• [What is asked]:
In the listing that follows, count each line containing the string "vergelijking" and report only the count.

[Data entries]

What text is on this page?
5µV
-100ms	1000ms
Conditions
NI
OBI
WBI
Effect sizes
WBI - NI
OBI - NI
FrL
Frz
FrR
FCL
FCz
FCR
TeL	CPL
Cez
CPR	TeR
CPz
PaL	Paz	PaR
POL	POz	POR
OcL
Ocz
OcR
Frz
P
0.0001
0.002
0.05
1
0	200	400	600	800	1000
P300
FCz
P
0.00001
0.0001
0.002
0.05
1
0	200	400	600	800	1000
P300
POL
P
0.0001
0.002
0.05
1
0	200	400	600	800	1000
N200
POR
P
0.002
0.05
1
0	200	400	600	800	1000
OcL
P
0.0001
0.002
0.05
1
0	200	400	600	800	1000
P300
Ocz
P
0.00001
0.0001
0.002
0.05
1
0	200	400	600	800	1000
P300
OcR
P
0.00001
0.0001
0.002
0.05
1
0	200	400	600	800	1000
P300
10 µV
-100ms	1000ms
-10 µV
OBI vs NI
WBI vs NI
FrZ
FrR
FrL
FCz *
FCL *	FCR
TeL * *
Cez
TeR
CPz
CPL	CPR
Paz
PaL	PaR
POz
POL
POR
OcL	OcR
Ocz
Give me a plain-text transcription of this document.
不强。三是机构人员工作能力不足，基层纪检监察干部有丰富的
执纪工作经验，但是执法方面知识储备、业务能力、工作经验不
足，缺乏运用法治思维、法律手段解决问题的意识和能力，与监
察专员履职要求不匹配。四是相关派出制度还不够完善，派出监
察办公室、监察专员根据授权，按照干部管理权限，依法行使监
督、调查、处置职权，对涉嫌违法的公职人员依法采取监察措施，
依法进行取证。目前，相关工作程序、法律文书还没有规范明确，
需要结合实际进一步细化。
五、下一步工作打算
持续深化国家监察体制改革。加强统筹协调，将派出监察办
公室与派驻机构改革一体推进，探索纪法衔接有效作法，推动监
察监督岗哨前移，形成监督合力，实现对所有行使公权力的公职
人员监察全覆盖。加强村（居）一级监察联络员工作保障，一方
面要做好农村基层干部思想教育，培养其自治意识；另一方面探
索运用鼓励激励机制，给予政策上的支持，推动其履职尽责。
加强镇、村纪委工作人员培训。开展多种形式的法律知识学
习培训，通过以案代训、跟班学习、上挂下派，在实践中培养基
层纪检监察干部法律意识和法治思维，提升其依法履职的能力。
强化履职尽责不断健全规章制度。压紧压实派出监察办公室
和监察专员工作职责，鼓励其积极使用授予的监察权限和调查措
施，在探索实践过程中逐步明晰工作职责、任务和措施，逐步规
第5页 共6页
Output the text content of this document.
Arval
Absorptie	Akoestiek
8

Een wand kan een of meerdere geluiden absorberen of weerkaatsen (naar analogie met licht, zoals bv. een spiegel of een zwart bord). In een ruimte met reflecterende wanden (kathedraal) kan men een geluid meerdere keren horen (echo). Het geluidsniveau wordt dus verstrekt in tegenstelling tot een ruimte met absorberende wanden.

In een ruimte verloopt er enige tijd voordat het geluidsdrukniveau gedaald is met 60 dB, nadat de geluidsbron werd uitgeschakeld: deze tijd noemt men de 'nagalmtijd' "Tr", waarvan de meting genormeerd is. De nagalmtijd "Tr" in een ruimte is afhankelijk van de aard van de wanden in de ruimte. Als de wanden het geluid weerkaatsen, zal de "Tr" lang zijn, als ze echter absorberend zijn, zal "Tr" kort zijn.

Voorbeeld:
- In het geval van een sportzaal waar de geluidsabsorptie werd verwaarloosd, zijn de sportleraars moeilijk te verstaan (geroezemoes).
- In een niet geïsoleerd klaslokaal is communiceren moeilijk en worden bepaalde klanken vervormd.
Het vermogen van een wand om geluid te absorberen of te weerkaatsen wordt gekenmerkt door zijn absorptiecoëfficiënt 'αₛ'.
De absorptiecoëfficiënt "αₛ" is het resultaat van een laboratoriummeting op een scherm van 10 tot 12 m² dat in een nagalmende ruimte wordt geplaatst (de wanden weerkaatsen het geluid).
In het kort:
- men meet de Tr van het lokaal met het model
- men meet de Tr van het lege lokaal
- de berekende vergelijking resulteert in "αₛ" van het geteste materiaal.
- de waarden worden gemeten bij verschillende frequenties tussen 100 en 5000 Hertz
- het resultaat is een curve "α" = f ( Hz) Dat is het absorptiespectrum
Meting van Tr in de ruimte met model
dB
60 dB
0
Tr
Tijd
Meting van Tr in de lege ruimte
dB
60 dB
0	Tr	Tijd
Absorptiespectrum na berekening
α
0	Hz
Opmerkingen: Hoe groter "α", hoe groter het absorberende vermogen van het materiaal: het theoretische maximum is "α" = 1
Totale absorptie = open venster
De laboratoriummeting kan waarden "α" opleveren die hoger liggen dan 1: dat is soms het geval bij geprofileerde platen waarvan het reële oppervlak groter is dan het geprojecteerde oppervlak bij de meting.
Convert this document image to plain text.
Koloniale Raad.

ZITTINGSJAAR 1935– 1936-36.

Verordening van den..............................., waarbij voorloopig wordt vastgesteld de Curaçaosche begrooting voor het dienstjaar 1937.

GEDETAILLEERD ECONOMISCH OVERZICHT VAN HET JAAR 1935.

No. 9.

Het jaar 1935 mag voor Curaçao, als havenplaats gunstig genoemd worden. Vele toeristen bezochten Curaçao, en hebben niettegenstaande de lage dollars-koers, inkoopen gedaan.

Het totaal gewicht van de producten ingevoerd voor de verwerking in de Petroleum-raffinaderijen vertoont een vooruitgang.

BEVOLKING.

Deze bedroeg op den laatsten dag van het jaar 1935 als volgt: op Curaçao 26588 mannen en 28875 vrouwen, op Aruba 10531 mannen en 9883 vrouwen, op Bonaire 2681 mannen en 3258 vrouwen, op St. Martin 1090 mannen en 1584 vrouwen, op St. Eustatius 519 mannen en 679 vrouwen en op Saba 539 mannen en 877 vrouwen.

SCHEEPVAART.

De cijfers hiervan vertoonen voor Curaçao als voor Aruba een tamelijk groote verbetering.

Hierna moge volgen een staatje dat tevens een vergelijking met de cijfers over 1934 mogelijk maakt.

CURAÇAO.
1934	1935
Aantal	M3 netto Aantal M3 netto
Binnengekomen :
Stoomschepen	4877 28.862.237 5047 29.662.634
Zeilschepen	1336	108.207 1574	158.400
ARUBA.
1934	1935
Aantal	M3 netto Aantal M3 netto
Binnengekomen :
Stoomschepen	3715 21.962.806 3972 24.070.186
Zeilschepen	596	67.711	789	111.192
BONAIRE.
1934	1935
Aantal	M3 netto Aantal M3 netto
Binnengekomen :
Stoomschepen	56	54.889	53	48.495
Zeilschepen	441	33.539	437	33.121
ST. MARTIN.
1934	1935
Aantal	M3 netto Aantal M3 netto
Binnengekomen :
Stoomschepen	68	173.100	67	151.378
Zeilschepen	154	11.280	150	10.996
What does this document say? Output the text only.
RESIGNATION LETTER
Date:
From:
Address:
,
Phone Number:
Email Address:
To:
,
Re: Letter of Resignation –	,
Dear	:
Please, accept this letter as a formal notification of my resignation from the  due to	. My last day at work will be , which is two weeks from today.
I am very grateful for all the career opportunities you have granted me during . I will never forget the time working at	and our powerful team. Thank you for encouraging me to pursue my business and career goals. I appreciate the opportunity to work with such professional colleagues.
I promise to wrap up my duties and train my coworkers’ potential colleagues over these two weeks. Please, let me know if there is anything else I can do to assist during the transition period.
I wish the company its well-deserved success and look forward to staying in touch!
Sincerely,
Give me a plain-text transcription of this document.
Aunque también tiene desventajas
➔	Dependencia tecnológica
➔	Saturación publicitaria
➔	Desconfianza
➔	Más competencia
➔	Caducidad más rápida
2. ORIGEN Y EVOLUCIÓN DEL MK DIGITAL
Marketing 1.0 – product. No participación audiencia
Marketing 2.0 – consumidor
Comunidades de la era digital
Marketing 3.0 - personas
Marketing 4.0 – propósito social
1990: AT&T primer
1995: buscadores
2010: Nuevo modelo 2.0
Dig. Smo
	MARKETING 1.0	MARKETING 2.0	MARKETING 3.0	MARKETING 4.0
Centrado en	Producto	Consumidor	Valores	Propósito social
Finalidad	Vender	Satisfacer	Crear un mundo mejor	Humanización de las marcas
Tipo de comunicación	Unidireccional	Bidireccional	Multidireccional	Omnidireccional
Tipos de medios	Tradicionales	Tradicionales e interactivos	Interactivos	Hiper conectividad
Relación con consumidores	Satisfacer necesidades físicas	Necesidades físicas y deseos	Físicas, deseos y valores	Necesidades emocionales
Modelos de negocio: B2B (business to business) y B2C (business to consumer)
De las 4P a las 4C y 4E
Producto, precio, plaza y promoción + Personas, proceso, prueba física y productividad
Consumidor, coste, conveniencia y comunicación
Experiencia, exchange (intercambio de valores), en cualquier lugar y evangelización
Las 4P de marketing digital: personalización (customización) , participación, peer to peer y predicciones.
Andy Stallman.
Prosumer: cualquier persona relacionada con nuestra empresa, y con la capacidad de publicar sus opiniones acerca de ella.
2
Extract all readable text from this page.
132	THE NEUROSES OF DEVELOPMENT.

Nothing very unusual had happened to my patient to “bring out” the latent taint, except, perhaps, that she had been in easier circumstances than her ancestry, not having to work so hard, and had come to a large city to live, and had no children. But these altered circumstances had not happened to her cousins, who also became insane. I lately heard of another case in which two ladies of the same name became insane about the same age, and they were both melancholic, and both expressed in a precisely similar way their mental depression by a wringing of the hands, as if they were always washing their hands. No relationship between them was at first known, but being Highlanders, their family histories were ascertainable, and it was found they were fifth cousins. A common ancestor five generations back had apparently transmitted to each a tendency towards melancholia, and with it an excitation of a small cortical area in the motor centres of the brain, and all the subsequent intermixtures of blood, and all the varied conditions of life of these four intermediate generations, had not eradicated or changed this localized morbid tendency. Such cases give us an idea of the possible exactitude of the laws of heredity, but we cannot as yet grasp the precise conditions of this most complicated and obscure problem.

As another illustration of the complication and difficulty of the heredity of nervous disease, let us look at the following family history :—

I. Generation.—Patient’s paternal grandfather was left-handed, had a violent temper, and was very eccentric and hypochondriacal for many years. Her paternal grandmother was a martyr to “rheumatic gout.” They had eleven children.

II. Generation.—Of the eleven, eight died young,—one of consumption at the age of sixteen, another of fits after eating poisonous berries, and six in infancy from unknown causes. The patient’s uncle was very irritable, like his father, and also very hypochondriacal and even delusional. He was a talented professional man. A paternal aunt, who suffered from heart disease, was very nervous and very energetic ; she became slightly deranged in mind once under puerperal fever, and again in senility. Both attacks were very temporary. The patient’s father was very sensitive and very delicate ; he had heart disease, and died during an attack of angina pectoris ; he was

• [Exercise output]:
2